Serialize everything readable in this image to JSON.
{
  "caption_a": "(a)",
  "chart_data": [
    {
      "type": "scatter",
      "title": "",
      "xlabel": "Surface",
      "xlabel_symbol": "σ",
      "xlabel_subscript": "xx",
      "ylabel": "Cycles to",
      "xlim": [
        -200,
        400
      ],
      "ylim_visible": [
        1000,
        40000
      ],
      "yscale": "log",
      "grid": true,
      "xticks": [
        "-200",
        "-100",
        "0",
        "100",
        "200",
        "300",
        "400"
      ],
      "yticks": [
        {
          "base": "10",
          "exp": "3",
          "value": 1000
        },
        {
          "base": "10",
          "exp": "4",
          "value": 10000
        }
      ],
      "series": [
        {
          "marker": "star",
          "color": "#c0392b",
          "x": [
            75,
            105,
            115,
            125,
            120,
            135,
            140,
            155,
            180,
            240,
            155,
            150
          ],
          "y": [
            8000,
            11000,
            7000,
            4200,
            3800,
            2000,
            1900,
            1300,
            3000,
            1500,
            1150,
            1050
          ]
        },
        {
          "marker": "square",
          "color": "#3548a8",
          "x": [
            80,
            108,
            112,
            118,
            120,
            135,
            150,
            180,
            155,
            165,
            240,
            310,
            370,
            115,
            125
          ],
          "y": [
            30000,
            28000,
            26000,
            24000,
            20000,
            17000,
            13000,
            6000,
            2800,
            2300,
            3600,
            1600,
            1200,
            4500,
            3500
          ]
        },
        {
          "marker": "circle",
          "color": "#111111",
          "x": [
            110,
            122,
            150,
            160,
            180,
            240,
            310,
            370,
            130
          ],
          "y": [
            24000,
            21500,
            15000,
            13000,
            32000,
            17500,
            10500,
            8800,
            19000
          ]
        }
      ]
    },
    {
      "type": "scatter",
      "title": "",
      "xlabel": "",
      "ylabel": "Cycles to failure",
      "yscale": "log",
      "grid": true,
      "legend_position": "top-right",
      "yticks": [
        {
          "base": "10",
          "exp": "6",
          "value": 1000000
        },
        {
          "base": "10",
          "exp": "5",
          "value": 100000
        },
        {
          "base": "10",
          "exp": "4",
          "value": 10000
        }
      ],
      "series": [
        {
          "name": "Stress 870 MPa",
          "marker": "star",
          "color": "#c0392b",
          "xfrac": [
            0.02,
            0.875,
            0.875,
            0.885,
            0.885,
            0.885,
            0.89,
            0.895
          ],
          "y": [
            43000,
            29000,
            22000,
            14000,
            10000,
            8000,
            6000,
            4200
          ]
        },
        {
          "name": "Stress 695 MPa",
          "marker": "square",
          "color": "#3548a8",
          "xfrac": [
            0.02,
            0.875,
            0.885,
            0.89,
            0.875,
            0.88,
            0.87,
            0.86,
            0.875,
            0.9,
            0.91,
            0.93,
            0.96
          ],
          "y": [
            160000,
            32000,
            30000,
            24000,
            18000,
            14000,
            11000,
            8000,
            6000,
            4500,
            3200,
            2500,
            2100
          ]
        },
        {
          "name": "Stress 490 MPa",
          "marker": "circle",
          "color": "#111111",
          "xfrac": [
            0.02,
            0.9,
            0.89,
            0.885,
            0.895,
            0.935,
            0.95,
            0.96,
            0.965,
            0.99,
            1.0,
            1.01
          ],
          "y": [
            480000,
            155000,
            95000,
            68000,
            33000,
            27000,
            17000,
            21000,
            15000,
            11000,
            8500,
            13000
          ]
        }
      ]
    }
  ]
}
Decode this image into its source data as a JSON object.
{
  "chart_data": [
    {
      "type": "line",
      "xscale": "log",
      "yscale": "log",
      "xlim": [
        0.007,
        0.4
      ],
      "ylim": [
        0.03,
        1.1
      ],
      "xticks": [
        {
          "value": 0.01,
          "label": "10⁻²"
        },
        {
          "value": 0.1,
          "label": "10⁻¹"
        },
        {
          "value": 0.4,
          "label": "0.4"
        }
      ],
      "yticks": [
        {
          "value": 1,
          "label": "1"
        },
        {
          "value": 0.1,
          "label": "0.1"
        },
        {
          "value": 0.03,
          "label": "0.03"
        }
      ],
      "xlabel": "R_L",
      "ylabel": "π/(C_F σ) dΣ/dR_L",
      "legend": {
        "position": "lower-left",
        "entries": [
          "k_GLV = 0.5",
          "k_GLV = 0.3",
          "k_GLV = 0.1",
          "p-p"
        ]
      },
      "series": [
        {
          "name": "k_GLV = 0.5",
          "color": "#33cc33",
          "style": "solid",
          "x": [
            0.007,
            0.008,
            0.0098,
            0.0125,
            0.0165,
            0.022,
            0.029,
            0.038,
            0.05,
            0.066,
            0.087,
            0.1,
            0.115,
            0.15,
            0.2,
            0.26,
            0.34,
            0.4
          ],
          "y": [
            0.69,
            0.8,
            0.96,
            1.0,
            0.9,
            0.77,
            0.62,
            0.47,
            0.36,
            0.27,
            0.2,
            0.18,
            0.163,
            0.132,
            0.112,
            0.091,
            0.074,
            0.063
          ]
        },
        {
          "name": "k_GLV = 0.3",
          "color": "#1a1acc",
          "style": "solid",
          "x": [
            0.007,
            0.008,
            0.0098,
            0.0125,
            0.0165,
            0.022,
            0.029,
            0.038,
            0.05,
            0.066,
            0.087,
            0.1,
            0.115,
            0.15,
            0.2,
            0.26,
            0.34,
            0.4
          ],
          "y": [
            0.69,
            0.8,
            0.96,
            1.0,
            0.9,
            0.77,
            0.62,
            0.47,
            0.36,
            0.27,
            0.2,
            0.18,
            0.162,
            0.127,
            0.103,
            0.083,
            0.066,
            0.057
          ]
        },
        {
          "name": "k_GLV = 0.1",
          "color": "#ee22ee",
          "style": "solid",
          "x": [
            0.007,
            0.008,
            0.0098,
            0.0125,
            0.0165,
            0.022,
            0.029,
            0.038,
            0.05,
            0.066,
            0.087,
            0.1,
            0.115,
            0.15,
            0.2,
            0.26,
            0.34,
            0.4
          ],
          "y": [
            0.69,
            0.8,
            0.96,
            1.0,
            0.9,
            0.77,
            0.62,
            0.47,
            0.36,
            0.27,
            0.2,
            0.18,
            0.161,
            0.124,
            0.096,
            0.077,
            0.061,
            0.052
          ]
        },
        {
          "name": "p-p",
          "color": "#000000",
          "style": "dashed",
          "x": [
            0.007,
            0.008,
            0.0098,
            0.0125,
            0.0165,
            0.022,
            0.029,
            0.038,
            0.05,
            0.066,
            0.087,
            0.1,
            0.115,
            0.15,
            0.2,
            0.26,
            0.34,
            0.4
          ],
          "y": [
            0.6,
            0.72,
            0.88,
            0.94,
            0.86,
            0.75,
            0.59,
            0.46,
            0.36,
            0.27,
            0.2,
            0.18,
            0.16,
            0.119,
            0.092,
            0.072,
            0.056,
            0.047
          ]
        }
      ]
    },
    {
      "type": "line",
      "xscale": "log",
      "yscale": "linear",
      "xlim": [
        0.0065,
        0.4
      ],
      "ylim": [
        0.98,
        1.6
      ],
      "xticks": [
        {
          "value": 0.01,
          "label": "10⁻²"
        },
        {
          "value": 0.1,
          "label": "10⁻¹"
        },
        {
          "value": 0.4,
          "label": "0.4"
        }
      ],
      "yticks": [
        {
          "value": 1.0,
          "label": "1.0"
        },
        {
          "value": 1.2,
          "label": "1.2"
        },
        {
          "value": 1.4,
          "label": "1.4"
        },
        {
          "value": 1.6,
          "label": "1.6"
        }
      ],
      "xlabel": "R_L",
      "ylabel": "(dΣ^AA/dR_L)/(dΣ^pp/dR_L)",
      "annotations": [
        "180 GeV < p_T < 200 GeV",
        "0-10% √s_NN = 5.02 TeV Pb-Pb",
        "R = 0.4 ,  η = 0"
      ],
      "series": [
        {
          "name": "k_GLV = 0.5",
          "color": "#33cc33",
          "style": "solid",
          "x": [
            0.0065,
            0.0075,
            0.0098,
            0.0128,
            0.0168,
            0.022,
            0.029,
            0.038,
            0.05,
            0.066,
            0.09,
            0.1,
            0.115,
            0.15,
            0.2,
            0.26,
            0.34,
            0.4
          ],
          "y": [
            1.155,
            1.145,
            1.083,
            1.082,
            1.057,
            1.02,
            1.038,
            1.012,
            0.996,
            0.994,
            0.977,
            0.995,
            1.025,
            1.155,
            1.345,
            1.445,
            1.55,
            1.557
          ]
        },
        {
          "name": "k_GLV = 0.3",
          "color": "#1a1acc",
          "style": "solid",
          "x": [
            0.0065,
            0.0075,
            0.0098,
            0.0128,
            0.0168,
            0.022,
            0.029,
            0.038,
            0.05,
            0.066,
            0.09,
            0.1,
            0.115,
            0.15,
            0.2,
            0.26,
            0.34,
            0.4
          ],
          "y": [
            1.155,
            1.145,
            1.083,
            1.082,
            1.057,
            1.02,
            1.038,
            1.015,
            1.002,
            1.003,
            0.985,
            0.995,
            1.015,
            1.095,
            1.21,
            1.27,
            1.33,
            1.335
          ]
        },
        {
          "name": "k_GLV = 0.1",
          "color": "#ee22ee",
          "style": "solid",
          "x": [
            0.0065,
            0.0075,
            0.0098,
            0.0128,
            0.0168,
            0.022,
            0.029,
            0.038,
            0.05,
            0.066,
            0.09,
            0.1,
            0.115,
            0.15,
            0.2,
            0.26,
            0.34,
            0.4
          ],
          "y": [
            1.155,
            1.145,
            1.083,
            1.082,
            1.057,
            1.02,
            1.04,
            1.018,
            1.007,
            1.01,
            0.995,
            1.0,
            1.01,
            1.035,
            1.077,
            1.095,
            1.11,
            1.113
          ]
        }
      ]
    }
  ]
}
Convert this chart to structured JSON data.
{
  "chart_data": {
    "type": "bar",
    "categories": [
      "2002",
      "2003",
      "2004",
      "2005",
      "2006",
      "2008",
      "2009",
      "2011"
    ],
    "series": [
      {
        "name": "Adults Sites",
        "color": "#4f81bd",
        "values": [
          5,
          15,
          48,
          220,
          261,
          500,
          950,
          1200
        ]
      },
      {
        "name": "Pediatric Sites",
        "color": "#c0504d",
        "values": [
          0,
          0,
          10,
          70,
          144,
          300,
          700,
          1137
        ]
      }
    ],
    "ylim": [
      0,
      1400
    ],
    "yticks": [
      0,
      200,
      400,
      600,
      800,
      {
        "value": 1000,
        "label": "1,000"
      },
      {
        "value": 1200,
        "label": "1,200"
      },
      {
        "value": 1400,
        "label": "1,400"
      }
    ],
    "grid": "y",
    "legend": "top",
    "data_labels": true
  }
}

—————

• [TASK GOAL]
Show every line from the entries above in which "name" appears.

• [ANSWER TO THIS PROBLEM]
          "name": "Stress 870 MPa",
          "name": "Stress 695 MPa",
          "name": "Stress 490 MPa",
          "name": "k_GLV = 0.5",
          "name": "k_GLV = 0.3",
          "name": "k_GLV = 0.1",
          "name": "p-p",
          "name": "k_GLV = 0.5",
          "name": "k_GLV = 0.3",
          "name": "k_GLV = 0.1",
        "name": "Adults Sites",
        "name": "Pediatric Sites",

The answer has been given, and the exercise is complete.